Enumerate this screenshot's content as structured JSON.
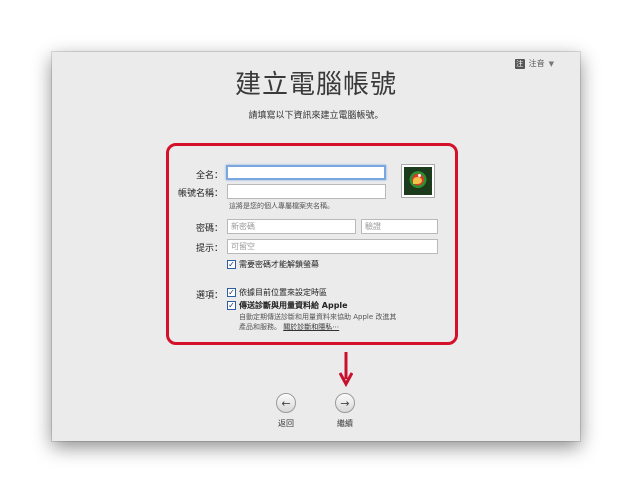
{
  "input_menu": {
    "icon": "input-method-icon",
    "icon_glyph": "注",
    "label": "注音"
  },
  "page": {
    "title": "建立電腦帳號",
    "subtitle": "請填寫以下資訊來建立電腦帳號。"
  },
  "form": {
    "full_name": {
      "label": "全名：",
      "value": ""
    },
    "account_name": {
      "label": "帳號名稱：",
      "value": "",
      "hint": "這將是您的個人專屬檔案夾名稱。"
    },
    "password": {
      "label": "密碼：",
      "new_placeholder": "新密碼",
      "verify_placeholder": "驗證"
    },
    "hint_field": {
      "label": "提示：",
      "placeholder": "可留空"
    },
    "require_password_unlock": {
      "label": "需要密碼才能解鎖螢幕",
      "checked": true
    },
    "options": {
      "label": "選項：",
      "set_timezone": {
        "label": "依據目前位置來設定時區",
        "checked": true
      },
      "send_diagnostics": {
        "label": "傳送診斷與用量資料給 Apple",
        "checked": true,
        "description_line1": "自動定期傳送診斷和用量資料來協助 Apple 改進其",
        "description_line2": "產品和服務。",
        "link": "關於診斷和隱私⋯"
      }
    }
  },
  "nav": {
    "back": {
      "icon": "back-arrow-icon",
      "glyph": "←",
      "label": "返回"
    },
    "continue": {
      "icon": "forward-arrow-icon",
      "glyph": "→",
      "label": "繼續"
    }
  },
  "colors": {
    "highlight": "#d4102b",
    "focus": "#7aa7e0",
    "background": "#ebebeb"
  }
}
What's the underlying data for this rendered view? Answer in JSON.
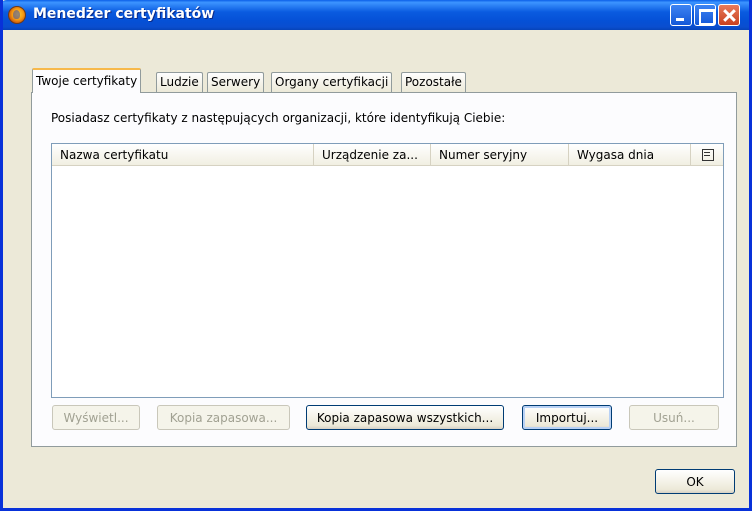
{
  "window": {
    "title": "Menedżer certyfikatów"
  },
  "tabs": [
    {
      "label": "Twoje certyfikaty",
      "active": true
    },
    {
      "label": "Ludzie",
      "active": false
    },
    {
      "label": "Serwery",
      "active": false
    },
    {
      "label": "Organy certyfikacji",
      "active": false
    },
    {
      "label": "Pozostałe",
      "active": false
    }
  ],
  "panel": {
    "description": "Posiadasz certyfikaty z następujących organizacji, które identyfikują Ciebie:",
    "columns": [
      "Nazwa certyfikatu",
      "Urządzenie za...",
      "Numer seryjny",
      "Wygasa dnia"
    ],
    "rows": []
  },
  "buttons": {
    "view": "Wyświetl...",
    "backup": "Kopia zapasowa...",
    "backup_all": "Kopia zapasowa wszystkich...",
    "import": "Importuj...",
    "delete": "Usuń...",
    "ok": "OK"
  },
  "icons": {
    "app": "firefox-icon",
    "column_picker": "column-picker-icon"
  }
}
____
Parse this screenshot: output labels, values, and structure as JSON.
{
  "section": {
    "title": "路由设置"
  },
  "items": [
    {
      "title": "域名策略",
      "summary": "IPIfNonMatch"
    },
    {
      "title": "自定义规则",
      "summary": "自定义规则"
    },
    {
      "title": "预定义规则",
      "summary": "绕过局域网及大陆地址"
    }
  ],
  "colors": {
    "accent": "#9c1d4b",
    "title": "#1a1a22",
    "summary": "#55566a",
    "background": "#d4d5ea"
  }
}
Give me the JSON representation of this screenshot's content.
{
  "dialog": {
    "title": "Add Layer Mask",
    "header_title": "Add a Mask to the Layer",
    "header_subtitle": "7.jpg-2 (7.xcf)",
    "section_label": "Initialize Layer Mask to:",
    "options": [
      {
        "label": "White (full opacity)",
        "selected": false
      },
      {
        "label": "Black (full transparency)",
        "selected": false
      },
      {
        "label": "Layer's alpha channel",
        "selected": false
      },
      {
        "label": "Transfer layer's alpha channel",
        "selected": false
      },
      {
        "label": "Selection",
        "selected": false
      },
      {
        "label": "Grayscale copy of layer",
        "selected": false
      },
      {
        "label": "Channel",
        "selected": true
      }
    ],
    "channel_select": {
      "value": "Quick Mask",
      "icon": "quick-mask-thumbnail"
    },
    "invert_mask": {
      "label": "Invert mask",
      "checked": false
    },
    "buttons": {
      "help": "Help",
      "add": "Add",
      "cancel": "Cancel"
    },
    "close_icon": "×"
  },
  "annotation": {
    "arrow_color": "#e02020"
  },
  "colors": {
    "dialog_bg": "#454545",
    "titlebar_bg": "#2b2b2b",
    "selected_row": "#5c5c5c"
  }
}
____
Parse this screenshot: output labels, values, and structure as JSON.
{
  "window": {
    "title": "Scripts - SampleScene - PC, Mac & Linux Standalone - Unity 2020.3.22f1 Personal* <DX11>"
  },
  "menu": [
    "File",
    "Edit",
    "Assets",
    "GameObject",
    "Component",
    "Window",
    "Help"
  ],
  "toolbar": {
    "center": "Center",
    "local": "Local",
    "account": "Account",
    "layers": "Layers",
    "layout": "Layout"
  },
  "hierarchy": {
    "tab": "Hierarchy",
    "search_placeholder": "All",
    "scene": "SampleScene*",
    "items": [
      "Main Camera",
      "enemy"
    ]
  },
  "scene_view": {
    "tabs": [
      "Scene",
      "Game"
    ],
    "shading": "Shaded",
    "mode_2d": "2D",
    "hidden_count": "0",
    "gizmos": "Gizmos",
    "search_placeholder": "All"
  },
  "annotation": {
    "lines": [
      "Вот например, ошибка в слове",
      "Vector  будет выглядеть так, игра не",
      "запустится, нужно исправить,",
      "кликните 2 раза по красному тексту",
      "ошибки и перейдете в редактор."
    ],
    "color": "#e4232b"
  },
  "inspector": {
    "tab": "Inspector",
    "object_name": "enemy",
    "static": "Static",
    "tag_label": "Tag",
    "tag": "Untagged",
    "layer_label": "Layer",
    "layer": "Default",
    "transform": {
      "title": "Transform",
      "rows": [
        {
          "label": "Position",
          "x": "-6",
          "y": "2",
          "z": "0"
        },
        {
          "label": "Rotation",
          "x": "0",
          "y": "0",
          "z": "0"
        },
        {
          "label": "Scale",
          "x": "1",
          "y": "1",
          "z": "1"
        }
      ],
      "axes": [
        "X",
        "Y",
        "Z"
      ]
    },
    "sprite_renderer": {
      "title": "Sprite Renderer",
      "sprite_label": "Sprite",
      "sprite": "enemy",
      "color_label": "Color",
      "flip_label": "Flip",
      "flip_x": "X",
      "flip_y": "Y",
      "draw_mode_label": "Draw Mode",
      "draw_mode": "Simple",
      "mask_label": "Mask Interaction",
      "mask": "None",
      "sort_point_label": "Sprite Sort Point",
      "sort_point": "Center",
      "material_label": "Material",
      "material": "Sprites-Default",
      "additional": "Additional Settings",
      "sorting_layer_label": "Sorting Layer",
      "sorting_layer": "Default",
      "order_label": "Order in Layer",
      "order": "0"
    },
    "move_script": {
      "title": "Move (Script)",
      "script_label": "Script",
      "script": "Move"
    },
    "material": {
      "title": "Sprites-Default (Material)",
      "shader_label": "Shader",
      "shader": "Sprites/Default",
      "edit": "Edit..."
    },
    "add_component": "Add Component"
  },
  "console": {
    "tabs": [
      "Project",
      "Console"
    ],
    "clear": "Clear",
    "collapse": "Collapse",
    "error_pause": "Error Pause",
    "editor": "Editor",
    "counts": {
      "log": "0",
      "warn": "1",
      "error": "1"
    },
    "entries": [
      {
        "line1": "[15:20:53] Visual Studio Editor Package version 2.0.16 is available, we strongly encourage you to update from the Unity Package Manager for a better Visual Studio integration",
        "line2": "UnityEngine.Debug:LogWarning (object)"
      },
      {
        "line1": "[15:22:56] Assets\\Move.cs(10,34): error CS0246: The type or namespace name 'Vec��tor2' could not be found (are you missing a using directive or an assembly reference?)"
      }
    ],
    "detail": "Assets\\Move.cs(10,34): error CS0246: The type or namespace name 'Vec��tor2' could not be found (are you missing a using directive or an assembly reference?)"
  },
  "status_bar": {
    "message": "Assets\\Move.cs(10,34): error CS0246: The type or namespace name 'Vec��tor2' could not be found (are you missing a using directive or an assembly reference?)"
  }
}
____
Collect every line above that contains the word "assembly".

Response to this task:
        "line1": "[15:22:56] Assets\\Move.cs(10,34): error CS0246: The type or namespace name 'Vec��tor2' could not be found (are you missing a using directive or an assembly reference?)"
    "detail": "Assets\\Move.cs(10,34): error CS0246: The type or namespace name 'Vec��tor2' could not be found (are you missing a using directive or an assembly reference?)"
    "message": "Assets\\Move.cs(10,34): error CS0246: The type or namespace name 'Vec��tor2' could not be found (are you missing a using directive or an assembly reference?)"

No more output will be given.